### Description of the task
Below is a block of records; return all of them exactly, but without the images.

### Saved entries
------------------------------------------------------------

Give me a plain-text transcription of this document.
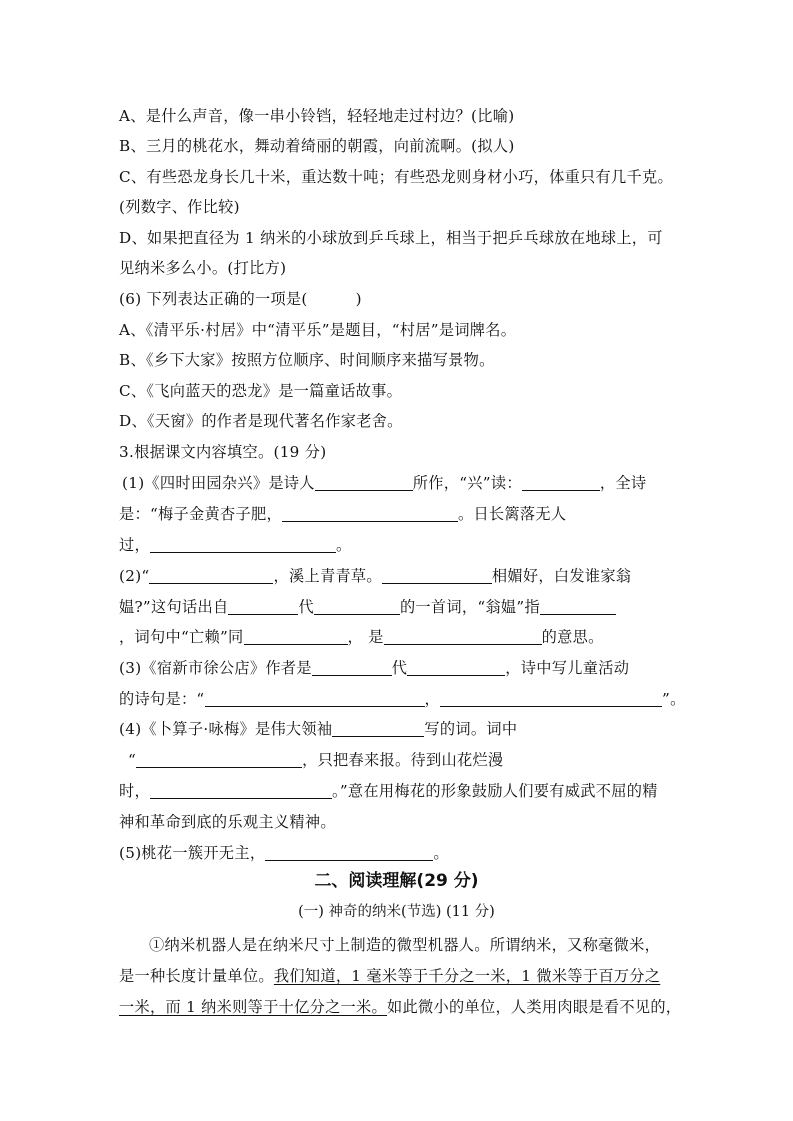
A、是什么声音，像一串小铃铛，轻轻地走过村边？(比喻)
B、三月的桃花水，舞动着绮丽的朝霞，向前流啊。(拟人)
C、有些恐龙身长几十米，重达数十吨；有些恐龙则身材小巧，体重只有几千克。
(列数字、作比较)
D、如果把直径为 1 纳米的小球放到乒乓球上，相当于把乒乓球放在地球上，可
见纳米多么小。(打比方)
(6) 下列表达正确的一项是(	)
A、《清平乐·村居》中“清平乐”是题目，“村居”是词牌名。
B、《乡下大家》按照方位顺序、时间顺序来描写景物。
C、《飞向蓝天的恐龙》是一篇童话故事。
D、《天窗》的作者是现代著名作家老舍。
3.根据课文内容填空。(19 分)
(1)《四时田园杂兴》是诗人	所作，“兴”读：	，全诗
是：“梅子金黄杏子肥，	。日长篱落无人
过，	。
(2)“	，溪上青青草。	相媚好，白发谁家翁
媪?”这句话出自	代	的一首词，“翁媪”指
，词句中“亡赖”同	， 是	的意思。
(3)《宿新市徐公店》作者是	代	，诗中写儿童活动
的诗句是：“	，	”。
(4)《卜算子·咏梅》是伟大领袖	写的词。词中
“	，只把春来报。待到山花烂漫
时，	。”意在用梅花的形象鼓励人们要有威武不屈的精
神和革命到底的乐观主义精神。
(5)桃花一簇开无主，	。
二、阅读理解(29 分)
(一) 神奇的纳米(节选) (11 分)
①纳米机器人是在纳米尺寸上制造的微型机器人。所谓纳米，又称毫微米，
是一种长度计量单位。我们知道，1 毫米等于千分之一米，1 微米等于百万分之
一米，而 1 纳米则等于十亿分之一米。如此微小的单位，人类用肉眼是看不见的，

------------------------------------------------------------

### Exercise answer
Give me a plain-text transcription of this document.
A、是什么声音，像一串小铃铛，轻轻地走过村边？(比喻)
B、三月的桃花水，舞动着绮丽的朝霞，向前流啊。(拟人)
C、有些恐龙身长几十米，重达数十吨；有些恐龙则身材小巧，体重只有几千克。
(列数字、作比较)
D、如果把直径为 1 纳米的小球放到乒乓球上，相当于把乒乓球放在地球上，可
见纳米多么小。(打比方)
(6) 下列表达正确的一项是(	)
A、《清平乐·村居》中“清平乐”是题目，“村居”是词牌名。
B、《乡下大家》按照方位顺序、时间顺序来描写景物。
C、《飞向蓝天的恐龙》是一篇童话故事。
D、《天窗》的作者是现代著名作家老舍。
3.根据课文内容填空。(19 分)
(1)《四时田园杂兴》是诗人	所作，“兴”读：	，全诗
是：“梅子金黄杏子肥，	。日长篱落无人
过，	。
(2)“	，溪上青青草。	相媚好，白发谁家翁
媪?”这句话出自	代	的一首词，“翁媪”指
，词句中“亡赖”同	， 是	的意思。
(3)《宿新市徐公店》作者是	代	，诗中写儿童活动
的诗句是：“	，	”。
(4)《卜算子·咏梅》是伟大领袖	写的词。词中
“	，只把春来报。待到山花烂漫
时，	。”意在用梅花的形象鼓励人们要有威武不屈的精
神和革命到底的乐观主义精神。
(5)桃花一簇开无主，	。
二、阅读理解(29 分)
(一) 神奇的纳米(节选) (11 分)
①纳米机器人是在纳米尺寸上制造的微型机器人。所谓纳米，又称毫微米，
是一种长度计量单位。我们知道，1 毫米等于千分之一米，1 微米等于百万分之
一米，而 1 纳米则等于十亿分之一米。如此微小的单位，人类用肉眼是看不见的，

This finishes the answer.